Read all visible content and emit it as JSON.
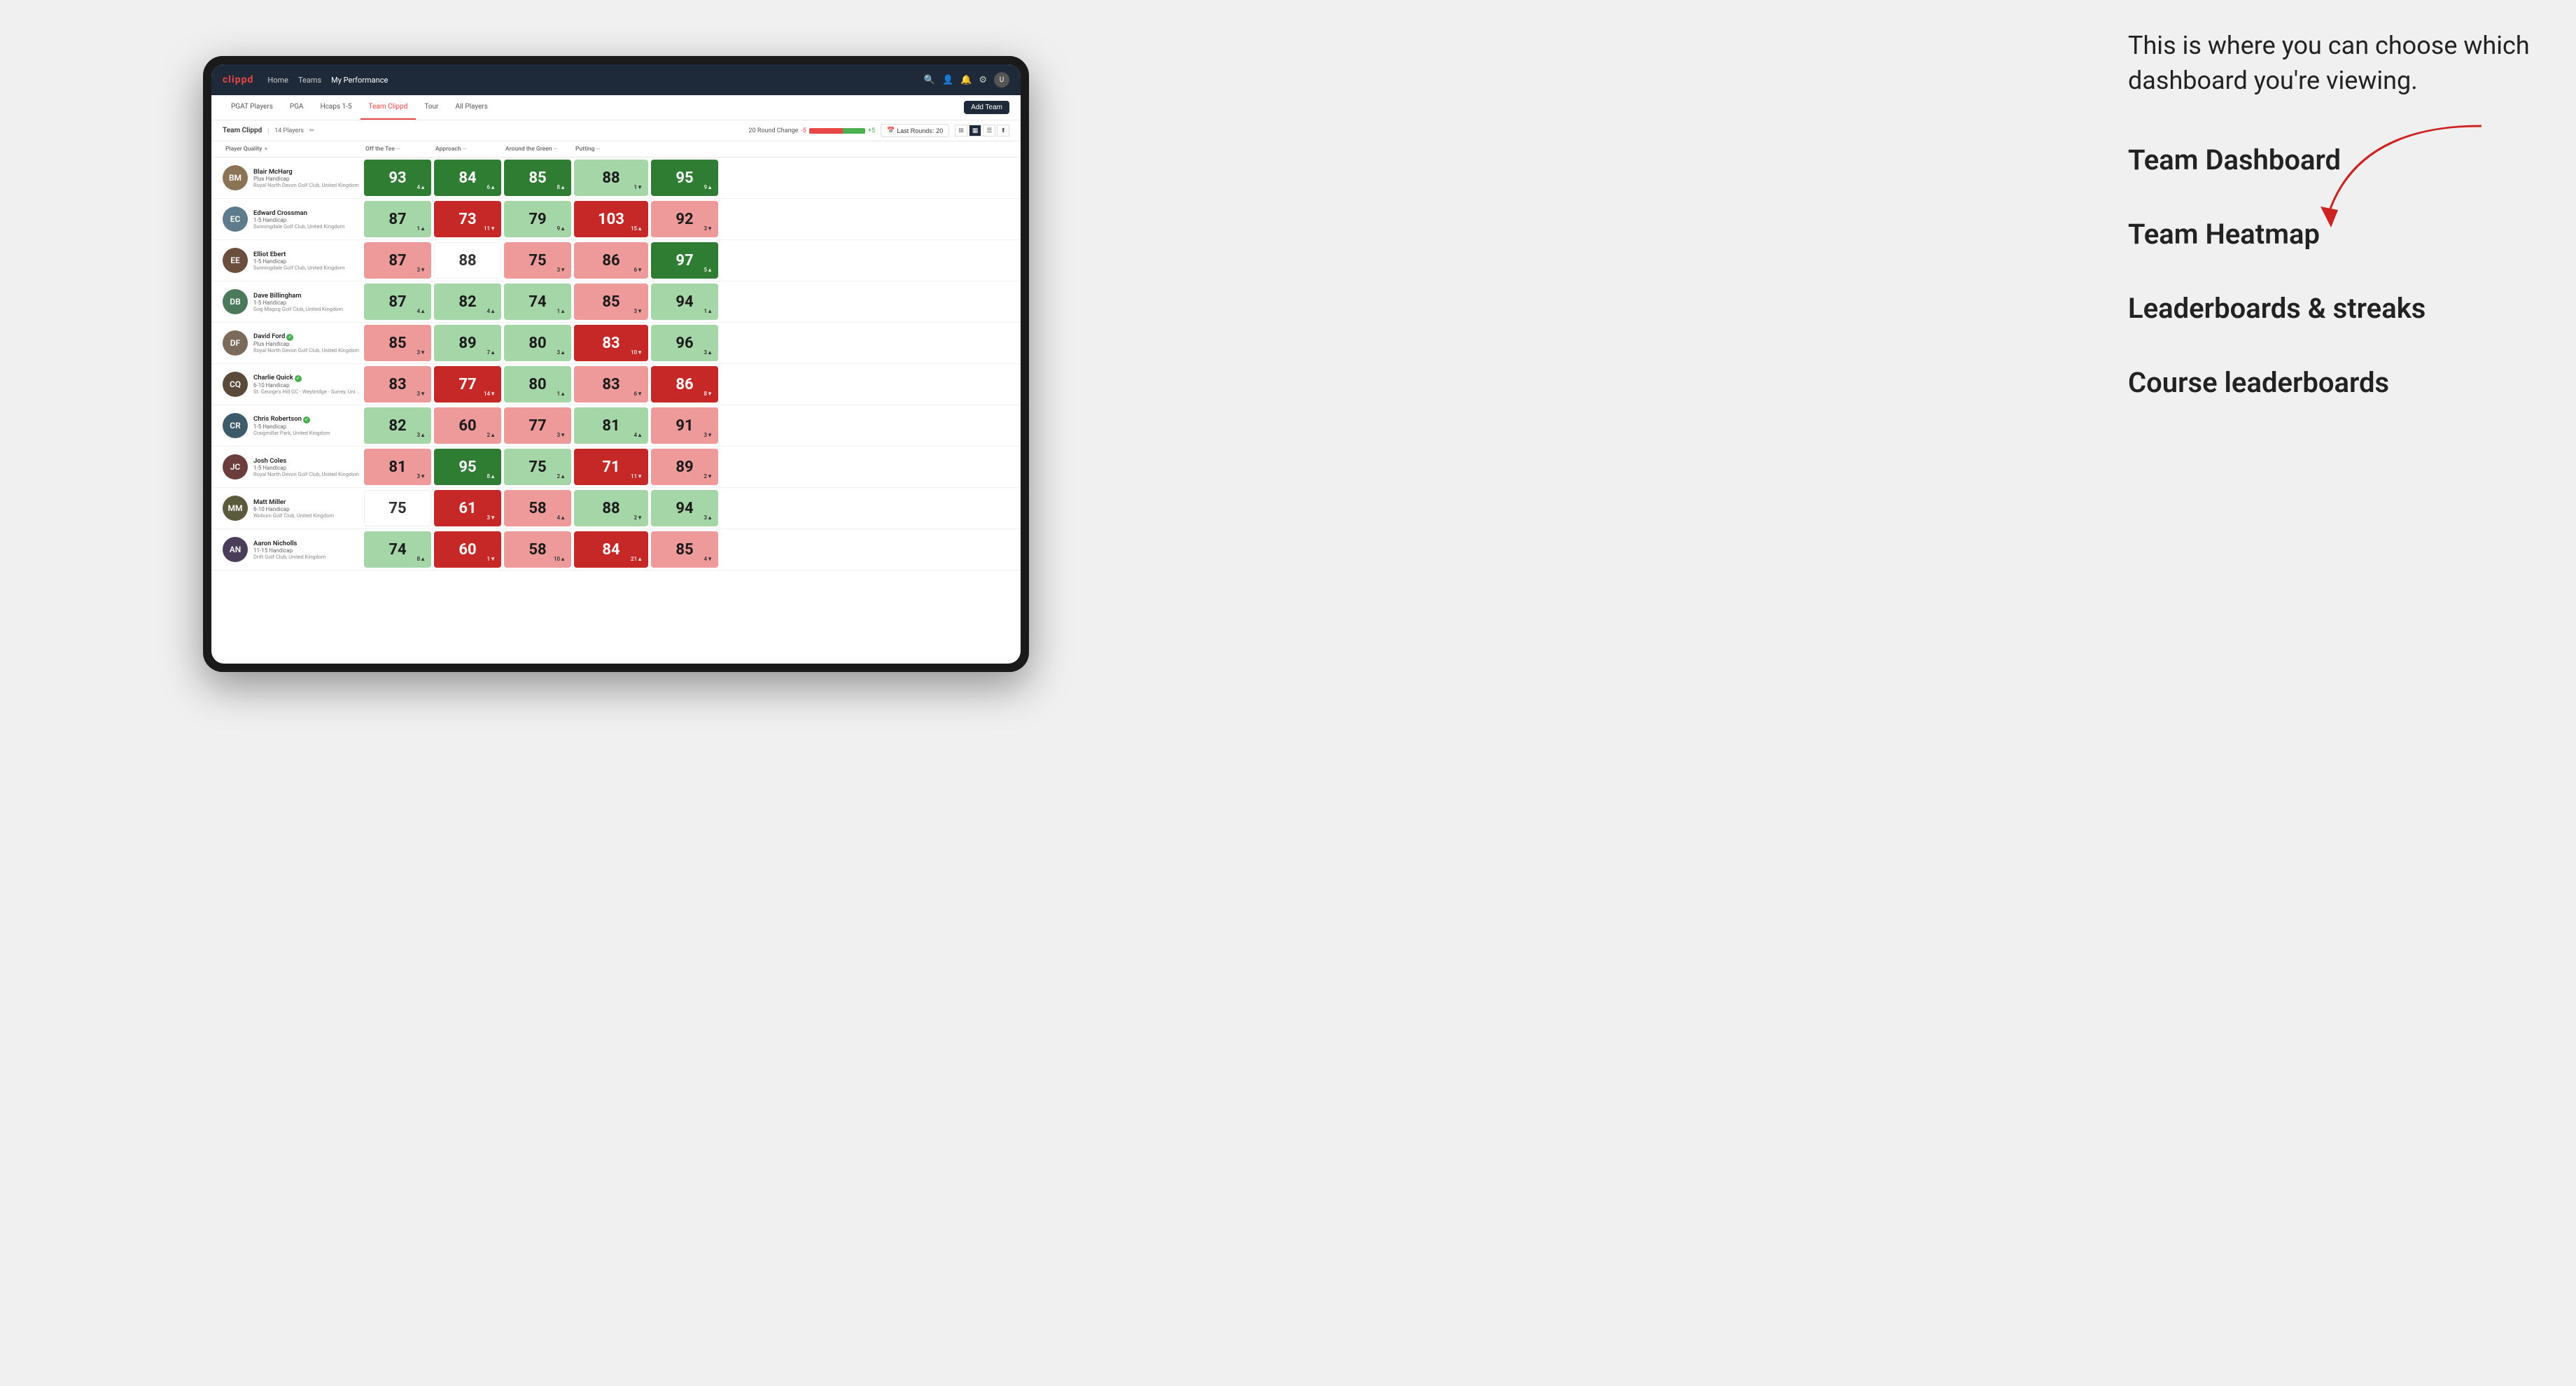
{
  "annotation": {
    "intro_text": "This is where you can choose which dashboard you're viewing.",
    "options": [
      {
        "label": "Team Dashboard"
      },
      {
        "label": "Team Heatmap"
      },
      {
        "label": "Leaderboards & streaks"
      },
      {
        "label": "Course leaderboards"
      }
    ]
  },
  "nav": {
    "logo": "clippd",
    "links": [
      "Home",
      "Teams",
      "My Performance"
    ],
    "active_link": "My Performance"
  },
  "tabs": {
    "items": [
      "PGAT Players",
      "PGA",
      "Hcaps 1-5",
      "Team Clippd",
      "Tour",
      "All Players"
    ],
    "active": "Team Clippd",
    "add_button": "Add Team"
  },
  "toolbar": {
    "team_name": "Team Clippd",
    "team_count": "14 Players",
    "round_change_label": "20 Round Change",
    "round_change_min": "-5",
    "round_change_max": "+5",
    "last_rounds_label": "Last Rounds:",
    "last_rounds_value": "20"
  },
  "columns": [
    {
      "label": "Player Quality",
      "sort": "▼"
    },
    {
      "label": "Off the Tee",
      "sort": "—"
    },
    {
      "label": "Approach",
      "sort": "—"
    },
    {
      "label": "Around the Green",
      "sort": "—"
    },
    {
      "label": "Putting",
      "sort": "—"
    }
  ],
  "players": [
    {
      "name": "Blair McHarg",
      "handicap": "Plus Handicap",
      "club": "Royal North Devon Golf Club, United Kingdom",
      "avatar_color": "#8B7355",
      "initials": "BM",
      "scores": [
        {
          "value": "93",
          "change": "4▲",
          "color": "green-dark"
        },
        {
          "value": "84",
          "change": "6▲",
          "color": "green-dark"
        },
        {
          "value": "85",
          "change": "8▲",
          "color": "green-dark"
        },
        {
          "value": "88",
          "change": "1▼",
          "color": "green-light"
        },
        {
          "value": "95",
          "change": "9▲",
          "color": "green-dark"
        }
      ]
    },
    {
      "name": "Edward Crossman",
      "handicap": "1-5 Handicap",
      "club": "Sunningdale Golf Club, United Kingdom",
      "avatar_color": "#5D7B8A",
      "initials": "EC",
      "scores": [
        {
          "value": "87",
          "change": "1▲",
          "color": "green-light"
        },
        {
          "value": "73",
          "change": "11▼",
          "color": "red-dark"
        },
        {
          "value": "79",
          "change": "9▲",
          "color": "green-light"
        },
        {
          "value": "103",
          "change": "15▲",
          "color": "red-dark"
        },
        {
          "value": "92",
          "change": "3▼",
          "color": "red-light"
        }
      ]
    },
    {
      "name": "Elliot Ebert",
      "handicap": "1-5 Handicap",
      "club": "Sunningdale Golf Club, United Kingdom",
      "avatar_color": "#6B4E3D",
      "initials": "EE",
      "scores": [
        {
          "value": "87",
          "change": "3▼",
          "color": "red-light"
        },
        {
          "value": "88",
          "change": "",
          "color": "white-bg"
        },
        {
          "value": "75",
          "change": "3▼",
          "color": "red-light"
        },
        {
          "value": "86",
          "change": "6▼",
          "color": "red-light"
        },
        {
          "value": "97",
          "change": "5▲",
          "color": "green-dark"
        }
      ]
    },
    {
      "name": "Dave Billingham",
      "handicap": "1-5 Handicap",
      "club": "Gog Magog Golf Club, United Kingdom",
      "avatar_color": "#4A7A5B",
      "initials": "DB",
      "scores": [
        {
          "value": "87",
          "change": "4▲",
          "color": "green-light"
        },
        {
          "value": "82",
          "change": "4▲",
          "color": "green-light"
        },
        {
          "value": "74",
          "change": "1▲",
          "color": "green-light"
        },
        {
          "value": "85",
          "change": "3▼",
          "color": "red-light"
        },
        {
          "value": "94",
          "change": "1▲",
          "color": "green-light"
        }
      ]
    },
    {
      "name": "David Ford",
      "handicap": "Plus Handicap",
      "club": "Royal North Devon Golf Club, United Kingdom",
      "avatar_color": "#7B6B5A",
      "initials": "DF",
      "verified": true,
      "scores": [
        {
          "value": "85",
          "change": "3▼",
          "color": "red-light"
        },
        {
          "value": "89",
          "change": "7▲",
          "color": "green-light"
        },
        {
          "value": "80",
          "change": "3▲",
          "color": "green-light"
        },
        {
          "value": "83",
          "change": "10▼",
          "color": "red-dark"
        },
        {
          "value": "96",
          "change": "3▲",
          "color": "green-light"
        }
      ]
    },
    {
      "name": "Charlie Quick",
      "handicap": "6-10 Handicap",
      "club": "St. George's Hill GC - Weybridge - Surrey, Uni...",
      "avatar_color": "#5A4A3A",
      "initials": "CQ",
      "verified": true,
      "scores": [
        {
          "value": "83",
          "change": "3▼",
          "color": "red-light"
        },
        {
          "value": "77",
          "change": "14▼",
          "color": "red-dark"
        },
        {
          "value": "80",
          "change": "1▲",
          "color": "green-light"
        },
        {
          "value": "83",
          "change": "6▼",
          "color": "red-light"
        },
        {
          "value": "86",
          "change": "8▼",
          "color": "red-dark"
        }
      ]
    },
    {
      "name": "Chris Robertson",
      "handicap": "1-5 Handicap",
      "club": "Craigmillar Park, United Kingdom",
      "avatar_color": "#3D5A6B",
      "initials": "CR",
      "verified": true,
      "scores": [
        {
          "value": "82",
          "change": "3▲",
          "color": "green-light"
        },
        {
          "value": "60",
          "change": "2▲",
          "color": "red-light"
        },
        {
          "value": "77",
          "change": "3▼",
          "color": "red-light"
        },
        {
          "value": "81",
          "change": "4▲",
          "color": "green-light"
        },
        {
          "value": "91",
          "change": "3▼",
          "color": "red-light"
        }
      ]
    },
    {
      "name": "Josh Coles",
      "handicap": "1-5 Handicap",
      "club": "Royal North Devon Golf Club, United Kingdom",
      "avatar_color": "#6B3D3D",
      "initials": "JC",
      "scores": [
        {
          "value": "81",
          "change": "3▼",
          "color": "red-light"
        },
        {
          "value": "95",
          "change": "8▲",
          "color": "green-dark"
        },
        {
          "value": "75",
          "change": "2▲",
          "color": "green-light"
        },
        {
          "value": "71",
          "change": "11▼",
          "color": "red-dark"
        },
        {
          "value": "89",
          "change": "2▼",
          "color": "red-light"
        }
      ]
    },
    {
      "name": "Matt Miller",
      "handicap": "6-10 Handicap",
      "club": "Woburn Golf Club, United Kingdom",
      "avatar_color": "#5A5A3D",
      "initials": "MM",
      "scores": [
        {
          "value": "75",
          "change": "",
          "color": "white-bg"
        },
        {
          "value": "61",
          "change": "3▼",
          "color": "red-dark"
        },
        {
          "value": "58",
          "change": "4▲",
          "color": "red-light"
        },
        {
          "value": "88",
          "change": "2▼",
          "color": "green-light"
        },
        {
          "value": "94",
          "change": "3▲",
          "color": "green-light"
        }
      ]
    },
    {
      "name": "Aaron Nicholls",
      "handicap": "11-15 Handicap",
      "club": "Drift Golf Club, United Kingdom",
      "avatar_color": "#4A3D5A",
      "initials": "AN",
      "scores": [
        {
          "value": "74",
          "change": "8▲",
          "color": "green-light"
        },
        {
          "value": "60",
          "change": "1▼",
          "color": "red-dark"
        },
        {
          "value": "58",
          "change": "10▲",
          "color": "red-light"
        },
        {
          "value": "84",
          "change": "21▲",
          "color": "red-dark"
        },
        {
          "value": "85",
          "change": "4▼",
          "color": "red-light"
        }
      ]
    }
  ]
}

________

# STATED TASK
Set the entries down again exactly. Do not include the images.

# SOLUTION TO THIS TASK
Read all visible content and emit it as JSON.
{
  "annotation": {
    "intro_text": "This is where you can choose which dashboard you're viewing.",
    "options": [
      {
        "label": "Team Dashboard"
      },
      {
        "label": "Team Heatmap"
      },
      {
        "label": "Leaderboards & streaks"
      },
      {
        "label": "Course leaderboards"
      }
    ]
  },
  "nav": {
    "logo": "clippd",
    "links": [
      "Home",
      "Teams",
      "My Performance"
    ],
    "active_link": "My Performance"
  },
  "tabs": {
    "items": [
      "PGAT Players",
      "PGA",
      "Hcaps 1-5",
      "Team Clippd",
      "Tour",
      "All Players"
    ],
    "active": "Team Clippd",
    "add_button": "Add Team"
  },
  "toolbar": {
    "team_name": "Team Clippd",
    "team_count": "14 Players",
    "round_change_label": "20 Round Change",
    "round_change_min": "-5",
    "round_change_max": "+5",
    "last_rounds_label": "Last Rounds:",
    "last_rounds_value": "20"
  },
  "columns": [
    {
      "label": "Player Quality",
      "sort": "▼"
    },
    {
      "label": "Off the Tee",
      "sort": "—"
    },
    {
      "label": "Approach",
      "sort": "—"
    },
    {
      "label": "Around the Green",
      "sort": "—"
    },
    {
      "label": "Putting",
      "sort": "—"
    }
  ],
  "players": [
    {
      "name": "Blair McHarg",
      "handicap": "Plus Handicap",
      "club": "Royal North Devon Golf Club, United Kingdom",
      "avatar_color": "#8B7355",
      "initials": "BM",
      "scores": [
        {
          "value": "93",
          "change": "4▲",
          "color": "green-dark"
        },
        {
          "value": "84",
          "change": "6▲",
          "color": "green-dark"
        },
        {
          "value": "85",
          "change": "8▲",
          "color": "green-dark"
        },
        {
          "value": "88",
          "change": "1▼",
          "color": "green-light"
        },
        {
          "value": "95",
          "change": "9▲",
          "color": "green-dark"
        }
      ]
    },
    {
      "name": "Edward Crossman",
      "handicap": "1-5 Handicap",
      "club": "Sunningdale Golf Club, United Kingdom",
      "avatar_color": "#5D7B8A",
      "initials": "EC",
      "scores": [
        {
          "value": "87",
          "change": "1▲",
          "color": "green-light"
        },
        {
          "value": "73",
          "change": "11▼",
          "color": "red-dark"
        },
        {
          "value": "79",
          "change": "9▲",
          "color": "green-light"
        },
        {
          "value": "103",
          "change": "15▲",
          "color": "red-dark"
        },
        {
          "value": "92",
          "change": "3▼",
          "color": "red-light"
        }
      ]
    },
    {
      "name": "Elliot Ebert",
      "handicap": "1-5 Handicap",
      "club": "Sunningdale Golf Club, United Kingdom",
      "avatar_color": "#6B4E3D",
      "initials": "EE",
      "scores": [
        {
          "value": "87",
          "change": "3▼",
          "color": "red-light"
        },
        {
          "value": "88",
          "change": "",
          "color": "white-bg"
        },
        {
          "value": "75",
          "change": "3▼",
          "color": "red-light"
        },
        {
          "value": "86",
          "change": "6▼",
          "color": "red-light"
        },
        {
          "value": "97",
          "change": "5▲",
          "color": "green-dark"
        }
      ]
    },
    {
      "name": "Dave Billingham",
      "handicap": "1-5 Handicap",
      "club": "Gog Magog Golf Club, United Kingdom",
      "avatar_color": "#4A7A5B",
      "initials": "DB",
      "scores": [
        {
          "value": "87",
          "change": "4▲",
          "color": "green-light"
        },
        {
          "value": "82",
          "change": "4▲",
          "color": "green-light"
        },
        {
          "value": "74",
          "change": "1▲",
          "color": "green-light"
        },
        {
          "value": "85",
          "change": "3▼",
          "color": "red-light"
        },
        {
          "value": "94",
          "change": "1▲",
          "color": "green-light"
        }
      ]
    },
    {
      "name": "David Ford",
      "handicap": "Plus Handicap",
      "club": "Royal North Devon Golf Club, United Kingdom",
      "avatar_color": "#7B6B5A",
      "initials": "DF",
      "verified": true,
      "scores": [
        {
          "value": "85",
          "change": "3▼",
          "color": "red-light"
        },
        {
          "value": "89",
          "change": "7▲",
          "color": "green-light"
        },
        {
          "value": "80",
          "change": "3▲",
          "color": "green-light"
        },
        {
          "value": "83",
          "change": "10▼",
          "color": "red-dark"
        },
        {
          "value": "96",
          "change": "3▲",
          "color": "green-light"
        }
      ]
    },
    {
      "name": "Charlie Quick",
      "handicap": "6-10 Handicap",
      "club": "St. George's Hill GC - Weybridge - Surrey, Uni...",
      "avatar_color": "#5A4A3A",
      "initials": "CQ",
      "verified": true,
      "scores": [
        {
          "value": "83",
          "change": "3▼",
          "color": "red-light"
        },
        {
          "value": "77",
          "change": "14▼",
          "color": "red-dark"
        },
        {
          "value": "80",
          "change": "1▲",
          "color": "green-light"
        },
        {
          "value": "83",
          "change": "6▼",
          "color": "red-light"
        },
        {
          "value": "86",
          "change": "8▼",
          "color": "red-dark"
        }
      ]
    },
    {
      "name": "Chris Robertson",
      "handicap": "1-5 Handicap",
      "club": "Craigmillar Park, United Kingdom",
      "avatar_color": "#3D5A6B",
      "initials": "CR",
      "verified": true,
      "scores": [
        {
          "value": "82",
          "change": "3▲",
          "color": "green-light"
        },
        {
          "value": "60",
          "change": "2▲",
          "color": "red-light"
        },
        {
          "value": "77",
          "change": "3▼",
          "color": "red-light"
        },
        {
          "value": "81",
          "change": "4▲",
          "color": "green-light"
        },
        {
          "value": "91",
          "change": "3▼",
          "color": "red-light"
        }
      ]
    },
    {
      "name": "Josh Coles",
      "handicap": "1-5 Handicap",
      "club": "Royal North Devon Golf Club, United Kingdom",
      "avatar_color": "#6B3D3D",
      "initials": "JC",
      "scores": [
        {
          "value": "81",
          "change": "3▼",
          "color": "red-light"
        },
        {
          "value": "95",
          "change": "8▲",
          "color": "green-dark"
        },
        {
          "value": "75",
          "change": "2▲",
          "color": "green-light"
        },
        {
          "value": "71",
          "change": "11▼",
          "color": "red-dark"
        },
        {
          "value": "89",
          "change": "2▼",
          "color": "red-light"
        }
      ]
    },
    {
      "name": "Matt Miller",
      "handicap": "6-10 Handicap",
      "club": "Woburn Golf Club, United Kingdom",
      "avatar_color": "#5A5A3D",
      "initials": "MM",
      "scores": [
        {
          "value": "75",
          "change": "",
          "color": "white-bg"
        },
        {
          "value": "61",
          "change": "3▼",
          "color": "red-dark"
        },
        {
          "value": "58",
          "change": "4▲",
          "color": "red-light"
        },
        {
          "value": "88",
          "change": "2▼",
          "color": "green-light"
        },
        {
          "value": "94",
          "change": "3▲",
          "color": "green-light"
        }
      ]
    },
    {
      "name": "Aaron Nicholls",
      "handicap": "11-15 Handicap",
      "club": "Drift Golf Club, United Kingdom",
      "avatar_color": "#4A3D5A",
      "initials": "AN",
      "scores": [
        {
          "value": "74",
          "change": "8▲",
          "color": "green-light"
        },
        {
          "value": "60",
          "change": "1▼",
          "color": "red-dark"
        },
        {
          "value": "58",
          "change": "10▲",
          "color": "red-light"
        },
        {
          "value": "84",
          "change": "21▲",
          "color": "red-dark"
        },
        {
          "value": "85",
          "change": "4▼",
          "color": "red-light"
        }
      ]
    }
  ]
}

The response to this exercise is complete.